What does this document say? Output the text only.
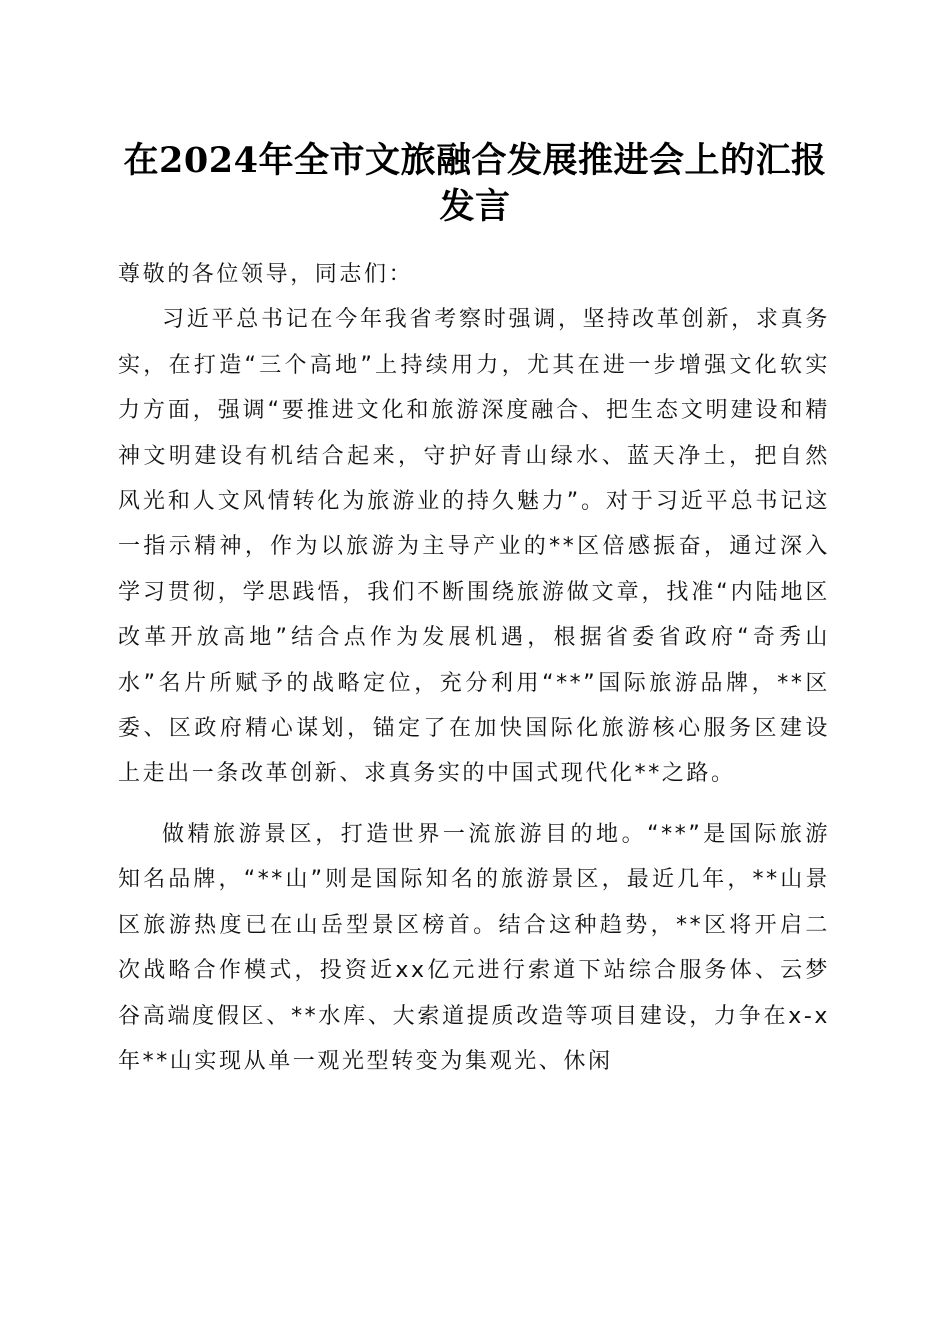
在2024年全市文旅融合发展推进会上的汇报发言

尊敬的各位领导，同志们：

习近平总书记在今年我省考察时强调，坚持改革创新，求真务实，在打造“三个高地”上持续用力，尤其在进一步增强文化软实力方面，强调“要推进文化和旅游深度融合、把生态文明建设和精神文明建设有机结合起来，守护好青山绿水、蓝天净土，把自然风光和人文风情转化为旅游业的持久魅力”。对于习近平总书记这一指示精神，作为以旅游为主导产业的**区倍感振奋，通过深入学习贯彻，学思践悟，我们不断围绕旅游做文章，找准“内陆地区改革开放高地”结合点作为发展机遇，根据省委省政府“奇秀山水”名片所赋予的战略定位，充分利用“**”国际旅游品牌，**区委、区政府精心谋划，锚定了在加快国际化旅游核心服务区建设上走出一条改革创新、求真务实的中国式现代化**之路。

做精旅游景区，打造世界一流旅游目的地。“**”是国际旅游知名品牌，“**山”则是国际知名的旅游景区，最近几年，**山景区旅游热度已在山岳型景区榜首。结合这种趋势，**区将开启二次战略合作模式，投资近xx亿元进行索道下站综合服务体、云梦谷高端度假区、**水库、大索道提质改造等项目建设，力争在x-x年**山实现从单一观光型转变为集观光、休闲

## Aim
Take the listing and print it again exactly, but without any pictures.

## Task result
What does this document say? Output the text only.
在2024年全市文旅融合发展推进会上的汇报发言

尊敬的各位领导，同志们：

习近平总书记在今年我省考察时强调，坚持改革创新，求真务实，在打造“三个高地”上持续用力，尤其在进一步增强文化软实力方面，强调“要推进文化和旅游深度融合、把生态文明建设和精神文明建设有机结合起来，守护好青山绿水、蓝天净土，把自然风光和人文风情转化为旅游业的持久魅力”。对于习近平总书记这一指示精神，作为以旅游为主导产业的**区倍感振奋，通过深入学习贯彻，学思践悟，我们不断围绕旅游做文章，找准“内陆地区改革开放高地”结合点作为发展机遇，根据省委省政府“奇秀山水”名片所赋予的战略定位，充分利用“**”国际旅游品牌，**区委、区政府精心谋划，锚定了在加快国际化旅游核心服务区建设上走出一条改革创新、求真务实的中国式现代化**之路。

做精旅游景区，打造世界一流旅游目的地。“**”是国际旅游知名品牌，“**山”则是国际知名的旅游景区，最近几年，**山景区旅游热度已在山岳型景区榜首。结合这种趋势，**区将开启二次战略合作模式，投资近xx亿元进行索道下站综合服务体、云梦谷高端度假区、**水库、大索道提质改造等项目建设，力争在x-x年**山实现从单一观光型转变为集观光、休闲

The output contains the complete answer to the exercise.